(Entries with figure data)
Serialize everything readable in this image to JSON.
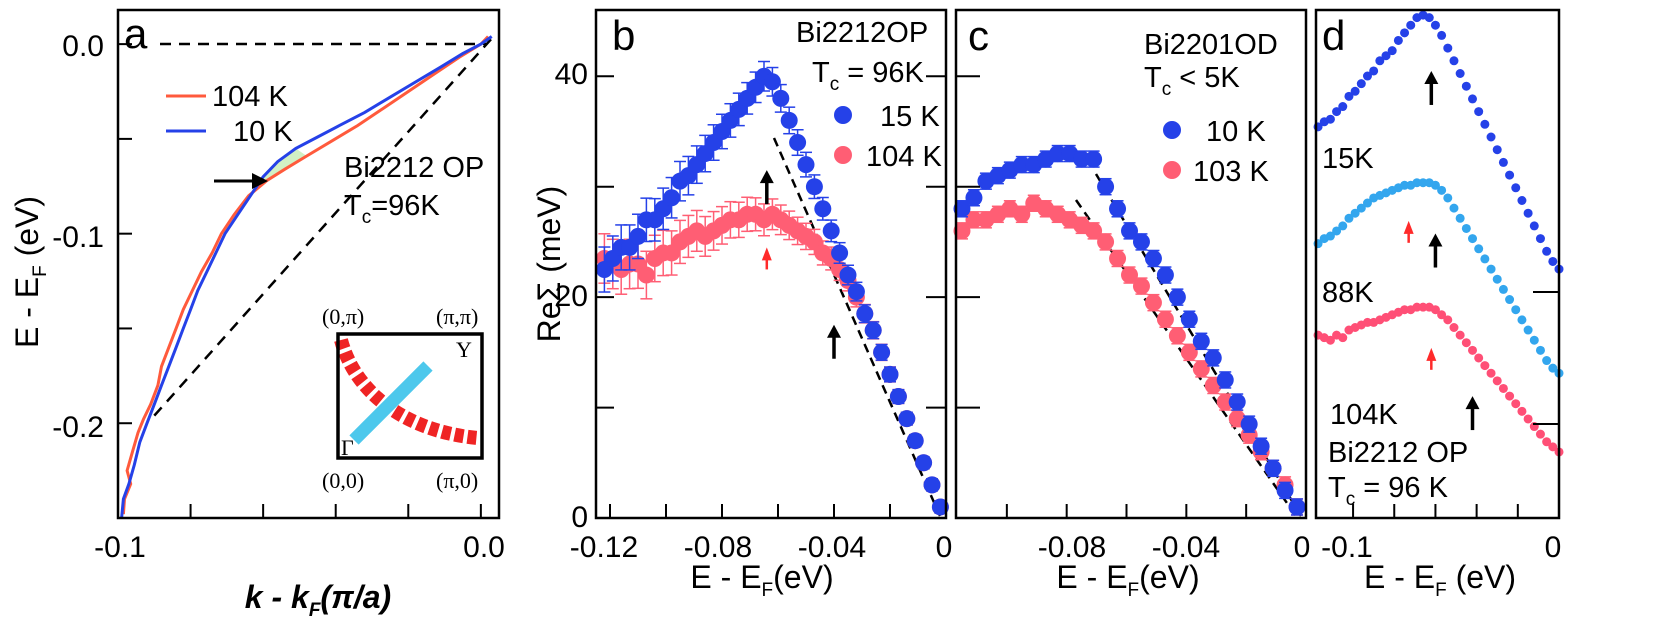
{
  "colors": {
    "blue": "#2541e8",
    "red": "#ff5e74",
    "red_line": "#ff5a3c",
    "light_blue": "#33a6ee",
    "pink": "#ff4f76",
    "inset_cyan": "#4dc8ec",
    "inset_red": "#ef2424",
    "shade": "#d2f0c4"
  },
  "chart_data": [
    {
      "panel": "a",
      "type": "line",
      "ylabel": "E - E",
      "ylabel_sub": "F",
      "ylabel_unit": " (eV)",
      "xlabel": "k - k",
      "xlabel_sub": "F",
      "xlabel_unit": "(π/a)",
      "xlim": [
        -0.1,
        0.005
      ],
      "ylim": [
        -0.25,
        0.018
      ],
      "xticks": [
        "-0.1",
        "0.0"
      ],
      "yticks": [
        "0.0",
        "-0.1",
        "-0.2"
      ],
      "annotation_line1": "Bi2212 OP",
      "annotation_tc": "T",
      "annotation_tc_sub": "c",
      "annotation_tc_val": "=96K",
      "series": [
        {
          "name": "104 K",
          "color": "#ff5a3c",
          "points": [
            [
              -0.0985,
              -0.248
            ],
            [
              -0.0982,
              -0.24
            ],
            [
              -0.0965,
              -0.232
            ],
            [
              -0.0975,
              -0.225
            ],
            [
              -0.096,
              -0.215
            ],
            [
              -0.0945,
              -0.205
            ],
            [
              -0.093,
              -0.198
            ],
            [
              -0.091,
              -0.19
            ],
            [
              -0.089,
              -0.18
            ],
            [
              -0.088,
              -0.17
            ],
            [
              -0.086,
              -0.16
            ],
            [
              -0.084,
              -0.15
            ],
            [
              -0.082,
              -0.14
            ],
            [
              -0.0795,
              -0.13
            ],
            [
              -0.077,
              -0.12
            ],
            [
              -0.074,
              -0.11
            ],
            [
              -0.0715,
              -0.1
            ],
            [
              -0.068,
              -0.09
            ],
            [
              -0.064,
              -0.08
            ],
            [
              -0.059,
              -0.072
            ],
            [
              -0.054,
              -0.066
            ],
            [
              -0.048,
              -0.059
            ],
            [
              -0.041,
              -0.051
            ],
            [
              -0.034,
              -0.043
            ],
            [
              -0.027,
              -0.034
            ],
            [
              -0.02,
              -0.025
            ],
            [
              -0.013,
              -0.016
            ],
            [
              -0.006,
              -0.007
            ],
            [
              0.0,
              0.0
            ],
            [
              0.002,
              0.004
            ]
          ]
        },
        {
          "name": "10 K",
          "color": "#2541e8",
          "points": [
            [
              -0.099,
              -0.25
            ],
            [
              -0.0985,
              -0.24
            ],
            [
              -0.097,
              -0.232
            ],
            [
              -0.0955,
              -0.222
            ],
            [
              -0.094,
              -0.21
            ],
            [
              -0.092,
              -0.2
            ],
            [
              -0.09,
              -0.19
            ],
            [
              -0.088,
              -0.18
            ],
            [
              -0.086,
              -0.17
            ],
            [
              -0.084,
              -0.16
            ],
            [
              -0.082,
              -0.15
            ],
            [
              -0.08,
              -0.14
            ],
            [
              -0.078,
              -0.13
            ],
            [
              -0.0755,
              -0.12
            ],
            [
              -0.073,
              -0.11
            ],
            [
              -0.0705,
              -0.1
            ],
            [
              -0.067,
              -0.09
            ],
            [
              -0.0635,
              -0.08
            ],
            [
              -0.06,
              -0.07
            ],
            [
              -0.056,
              -0.062
            ],
            [
              -0.051,
              -0.055
            ],
            [
              -0.045,
              -0.049
            ],
            [
              -0.039,
              -0.043
            ],
            [
              -0.032,
              -0.036
            ],
            [
              -0.025,
              -0.028
            ],
            [
              -0.018,
              -0.02
            ],
            [
              -0.011,
              -0.012
            ],
            [
              -0.005,
              -0.005
            ],
            [
              0.0,
              0.0
            ],
            [
              0.003,
              0.004
            ]
          ]
        }
      ],
      "bare_band": [
        [
          -0.09,
          -0.196
        ],
        [
          0.003,
          0.003
        ]
      ]
    },
    {
      "panel": "b",
      "type": "scatter",
      "ylabel": "ReΣ (meV)",
      "xlabel": "E - E",
      "xlabel_sub": "F",
      "xlabel_unit": "(eV)",
      "xlim": [
        -0.125,
        0.0
      ],
      "ylim": [
        0,
        46
      ],
      "xticks": [
        "-0.12",
        "-0.08",
        "-0.04",
        "0"
      ],
      "yticks": [
        "0",
        "20",
        "40"
      ],
      "annotation_line1": "Bi2212OP",
      "annotation_tc": "T",
      "annotation_tc_sub": "c",
      "annotation_tc_val": " = 96K",
      "series": [
        {
          "name": "15 K",
          "color": "#2541e8",
          "x": [
            -0.122,
            -0.119,
            -0.116,
            -0.113,
            -0.11,
            -0.107,
            -0.104,
            -0.101,
            -0.098,
            -0.095,
            -0.092,
            -0.089,
            -0.086,
            -0.083,
            -0.08,
            -0.077,
            -0.074,
            -0.071,
            -0.068,
            -0.065,
            -0.062,
            -0.059,
            -0.056,
            -0.053,
            -0.05,
            -0.047,
            -0.044,
            -0.041,
            -0.038,
            -0.035,
            -0.032,
            -0.029,
            -0.026,
            -0.023,
            -0.02,
            -0.017,
            -0.014,
            -0.011,
            -0.008,
            -0.005,
            -0.002
          ],
          "y": [
            22.5,
            23.5,
            24.5,
            24.5,
            25.5,
            27,
            27,
            28,
            29,
            30.5,
            31,
            32,
            33,
            34,
            35,
            36,
            37,
            38,
            39,
            40,
            39.5,
            38,
            36,
            34,
            32,
            30,
            28,
            26,
            24,
            22,
            20.5,
            18.5,
            17,
            15,
            13,
            11,
            9,
            7,
            5,
            3,
            1
          ]
        },
        {
          "name": "104 K",
          "color": "#ff5e74",
          "x": [
            -0.122,
            -0.119,
            -0.116,
            -0.113,
            -0.11,
            -0.107,
            -0.104,
            -0.101,
            -0.098,
            -0.095,
            -0.092,
            -0.089,
            -0.086,
            -0.083,
            -0.08,
            -0.077,
            -0.074,
            -0.071,
            -0.068,
            -0.065,
            -0.062,
            -0.059,
            -0.056,
            -0.053,
            -0.05,
            -0.047,
            -0.044,
            -0.041,
            -0.038,
            -0.035,
            -0.032,
            -0.029,
            -0.026,
            -0.023,
            -0.02,
            -0.017,
            -0.014,
            -0.011,
            -0.008,
            -0.005,
            -0.002
          ],
          "y": [
            23.5,
            23,
            22.5,
            23,
            23,
            22,
            23.5,
            24,
            24,
            25,
            25.5,
            26,
            25.5,
            26,
            26.5,
            27,
            27,
            27.5,
            27.5,
            27,
            27.5,
            27,
            26.5,
            26,
            25.5,
            25,
            24,
            23.5,
            22.5,
            21.5,
            20,
            18.5,
            17,
            15,
            13,
            11,
            9,
            7,
            5,
            3,
            1
          ]
        }
      ],
      "arrows": [
        {
          "x": -0.064,
          "y": 31.5,
          "color": "black"
        },
        {
          "x": -0.064,
          "y": 24.5,
          "color": "red"
        },
        {
          "x": -0.04,
          "y": 17.5,
          "color": "black"
        }
      ]
    },
    {
      "panel": "c",
      "type": "scatter",
      "xlabel": "E - E",
      "xlabel_sub": "F",
      "xlabel_unit": "(eV)",
      "xlim": [
        -0.117,
        0.0
      ],
      "ylim": [
        0,
        46
      ],
      "xticks": [
        "-0.08",
        "-0.04",
        "0"
      ],
      "annotation_line1": "Bi2201OD",
      "annotation_tc": "T",
      "annotation_tc_sub": "c",
      "annotation_tc_val": " < 5K",
      "series": [
        {
          "name": "10 K",
          "color": "#2541e8",
          "x": [
            -0.115,
            -0.111,
            -0.107,
            -0.103,
            -0.099,
            -0.095,
            -0.091,
            -0.087,
            -0.083,
            -0.079,
            -0.075,
            -0.071,
            -0.067,
            -0.063,
            -0.059,
            -0.055,
            -0.051,
            -0.047,
            -0.043,
            -0.039,
            -0.035,
            -0.031,
            -0.027,
            -0.023,
            -0.019,
            -0.015,
            -0.011,
            -0.007,
            -0.003
          ],
          "y": [
            28,
            29,
            30.5,
            31,
            31.5,
            32,
            32,
            32.5,
            33,
            33,
            32.5,
            32.5,
            30,
            28,
            26,
            25,
            23.5,
            22,
            20,
            18,
            16,
            14.5,
            12.5,
            10.5,
            8.5,
            6.5,
            4.5,
            2.5,
            1
          ]
        },
        {
          "name": "103 K",
          "color": "#ff5e74",
          "x": [
            -0.115,
            -0.111,
            -0.107,
            -0.103,
            -0.099,
            -0.095,
            -0.091,
            -0.087,
            -0.083,
            -0.079,
            -0.075,
            -0.071,
            -0.067,
            -0.063,
            -0.059,
            -0.055,
            -0.051,
            -0.047,
            -0.043,
            -0.039,
            -0.035,
            -0.031,
            -0.027,
            -0.023,
            -0.019,
            -0.015,
            -0.011,
            -0.007,
            -0.003
          ],
          "y": [
            26,
            27,
            27,
            27.5,
            28,
            27.5,
            28.5,
            28,
            27.5,
            27,
            26.5,
            26,
            25,
            23.5,
            22,
            21,
            19.5,
            18,
            16.5,
            15,
            13.5,
            12,
            10.5,
            9,
            7.5,
            6,
            4.5,
            3,
            1
          ]
        }
      ]
    },
    {
      "panel": "d",
      "type": "scatter",
      "xlabel": "E - E",
      "xlabel_sub": "F",
      "xlabel_unit": " (eV)",
      "xlim": [
        -0.118,
        0.0
      ],
      "ylim": [
        0,
        1
      ],
      "xticks": [
        "-0.1",
        "0"
      ],
      "annotation_line1": "Bi2212 OP",
      "annotation_tc": "T",
      "annotation_tc_sub": "c",
      "annotation_tc_val": " = 96 K",
      "series": [
        {
          "name": "15K",
          "color": "#2541e8",
          "x": [
            -0.117,
            -0.114,
            -0.111,
            -0.108,
            -0.105,
            -0.102,
            -0.099,
            -0.096,
            -0.093,
            -0.09,
            -0.087,
            -0.084,
            -0.081,
            -0.078,
            -0.075,
            -0.072,
            -0.069,
            -0.066,
            -0.063,
            -0.06,
            -0.057,
            -0.054,
            -0.051,
            -0.048,
            -0.045,
            -0.042,
            -0.039,
            -0.036,
            -0.033,
            -0.03,
            -0.027,
            -0.024,
            -0.021,
            -0.018,
            -0.015,
            -0.012,
            -0.009,
            -0.006,
            -0.003,
            0.0
          ],
          "y": [
            0.77,
            0.78,
            0.785,
            0.8,
            0.81,
            0.83,
            0.84,
            0.855,
            0.87,
            0.88,
            0.9,
            0.91,
            0.92,
            0.94,
            0.955,
            0.97,
            0.985,
            0.99,
            0.985,
            0.97,
            0.95,
            0.925,
            0.9,
            0.875,
            0.85,
            0.825,
            0.8,
            0.775,
            0.75,
            0.725,
            0.7,
            0.675,
            0.65,
            0.625,
            0.6,
            0.575,
            0.55,
            0.525,
            0.505,
            0.49
          ]
        },
        {
          "name": "88K",
          "color": "#33a6ee",
          "x": [
            -0.117,
            -0.114,
            -0.111,
            -0.108,
            -0.105,
            -0.102,
            -0.099,
            -0.096,
            -0.093,
            -0.09,
            -0.087,
            -0.084,
            -0.081,
            -0.078,
            -0.075,
            -0.072,
            -0.069,
            -0.066,
            -0.063,
            -0.06,
            -0.057,
            -0.054,
            -0.051,
            -0.048,
            -0.045,
            -0.042,
            -0.039,
            -0.036,
            -0.033,
            -0.03,
            -0.027,
            -0.024,
            -0.021,
            -0.018,
            -0.015,
            -0.012,
            -0.009,
            -0.006,
            -0.003,
            0.0
          ],
          "y": [
            0.54,
            0.55,
            0.555,
            0.565,
            0.575,
            0.59,
            0.6,
            0.61,
            0.62,
            0.63,
            0.635,
            0.64,
            0.645,
            0.65,
            0.655,
            0.655,
            0.66,
            0.66,
            0.66,
            0.655,
            0.645,
            0.63,
            0.61,
            0.59,
            0.57,
            0.55,
            0.53,
            0.51,
            0.49,
            0.47,
            0.45,
            0.43,
            0.41,
            0.39,
            0.37,
            0.35,
            0.33,
            0.31,
            0.295,
            0.285
          ]
        },
        {
          "name": "104K",
          "color": "#ff4f76",
          "x": [
            -0.117,
            -0.114,
            -0.111,
            -0.108,
            -0.105,
            -0.102,
            -0.099,
            -0.096,
            -0.093,
            -0.09,
            -0.087,
            -0.084,
            -0.081,
            -0.078,
            -0.075,
            -0.072,
            -0.069,
            -0.066,
            -0.063,
            -0.06,
            -0.057,
            -0.054,
            -0.051,
            -0.048,
            -0.045,
            -0.042,
            -0.039,
            -0.036,
            -0.033,
            -0.03,
            -0.027,
            -0.024,
            -0.021,
            -0.018,
            -0.015,
            -0.012,
            -0.009,
            -0.006,
            -0.003,
            0.0
          ],
          "y": [
            0.36,
            0.355,
            0.35,
            0.36,
            0.355,
            0.37,
            0.375,
            0.38,
            0.385,
            0.385,
            0.39,
            0.395,
            0.4,
            0.405,
            0.41,
            0.41,
            0.415,
            0.415,
            0.415,
            0.41,
            0.4,
            0.39,
            0.375,
            0.36,
            0.345,
            0.33,
            0.315,
            0.3,
            0.285,
            0.27,
            0.255,
            0.24,
            0.225,
            0.21,
            0.195,
            0.18,
            0.165,
            0.15,
            0.14,
            0.13
          ]
        }
      ],
      "arrows": [
        {
          "x": -0.062,
          "y": 0.88,
          "color": "black"
        },
        {
          "x": -0.073,
          "y": 0.585,
          "color": "red"
        },
        {
          "x": -0.06,
          "y": 0.56,
          "color": "black"
        },
        {
          "x": -0.062,
          "y": 0.335,
          "color": "red"
        },
        {
          "x": -0.042,
          "y": 0.24,
          "color": "black"
        }
      ]
    }
  ],
  "panel_labels": [
    "a",
    "b",
    "c",
    "d"
  ],
  "inset": {
    "corner_tl": "(0,π)",
    "corner_tr": "(π,π)",
    "corner_bl": "(0,0)",
    "corner_br": "(π,0)",
    "label_y": "Y",
    "label_gamma": "Γ"
  }
}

**STATED EXERCISE**.
From the data above, gather every line that includes the word "name".

**THE OUTPUT**.
          "name": "104 K",
          "name": "10 K",
          "name": "15 K",
          "name": "104 K",
          "name": "10 K",
          "name": "103 K",
          "name": "15K",
          "name": "88K",
          "name": "104K",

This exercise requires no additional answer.